Source material –

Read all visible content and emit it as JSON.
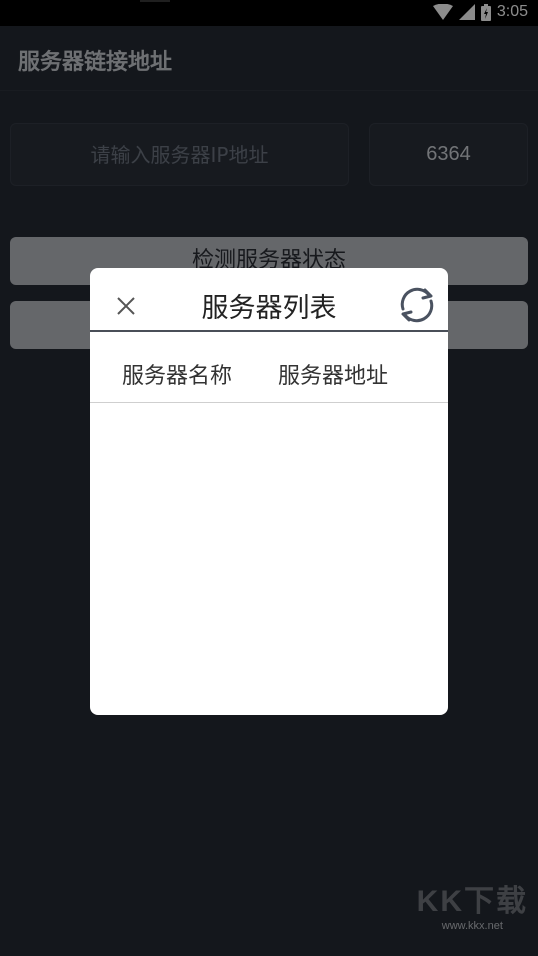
{
  "status_bar": {
    "time": "3:05"
  },
  "app": {
    "title": "服务器链接地址",
    "ip_placeholder": "请输入服务器IP地址",
    "port_value": "6364",
    "check_button_label": "检测服务器状态",
    "list_button_label": ""
  },
  "dialog": {
    "title": "服务器列表",
    "columns": [
      "服务器名称",
      "服务器地址"
    ],
    "rows": []
  },
  "watermark": {
    "logo": "KK下载",
    "url": "www.kkx.net"
  },
  "icons": {
    "close": "close-icon",
    "refresh": "refresh-icon",
    "wifi": "wifi-icon",
    "signal": "signal-icon",
    "battery": "battery-icon"
  },
  "colors": {
    "background": "#252a33",
    "button": "#b9bcc1",
    "dialog": "#ffffff",
    "refresh_icon": "#4a5260"
  }
}
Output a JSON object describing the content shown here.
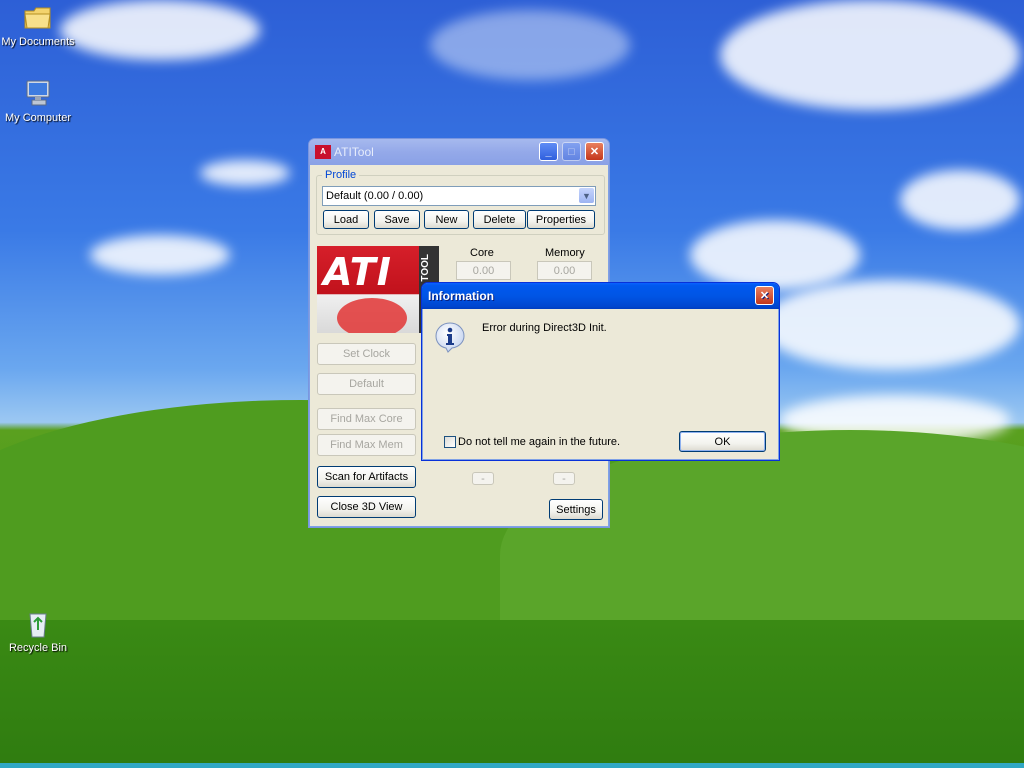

What needs to be done – Reproduce all entries without any change, and omit the pictures.

Result of the exercise –
Read all visible content and emit it as JSON.
{
  "status_bar": {
    "time": "3:05"
  },
  "app": {
    "title": "服务器链接地址",
    "ip_placeholder": "请输入服务器IP地址",
    "port_value": "6364",
    "check_button_label": "检测服务器状态",
    "list_button_label": ""
  },
  "dialog": {
    "title": "服务器列表",
    "columns": [
      "服务器名称",
      "服务器地址"
    ],
    "rows": []
  },
  "watermark": {
    "logo": "KK下载",
    "url": "www.kkx.net"
  },
  "icons": {
    "close": "close-icon",
    "refresh": "refresh-icon",
    "wifi": "wifi-icon",
    "signal": "signal-icon",
    "battery": "battery-icon"
  },
  "colors": {
    "background": "#252a33",
    "button": "#b9bcc1",
    "dialog": "#ffffff",
    "refresh_icon": "#4a5260"
  }
}
Output a JSON object describing the content shown here.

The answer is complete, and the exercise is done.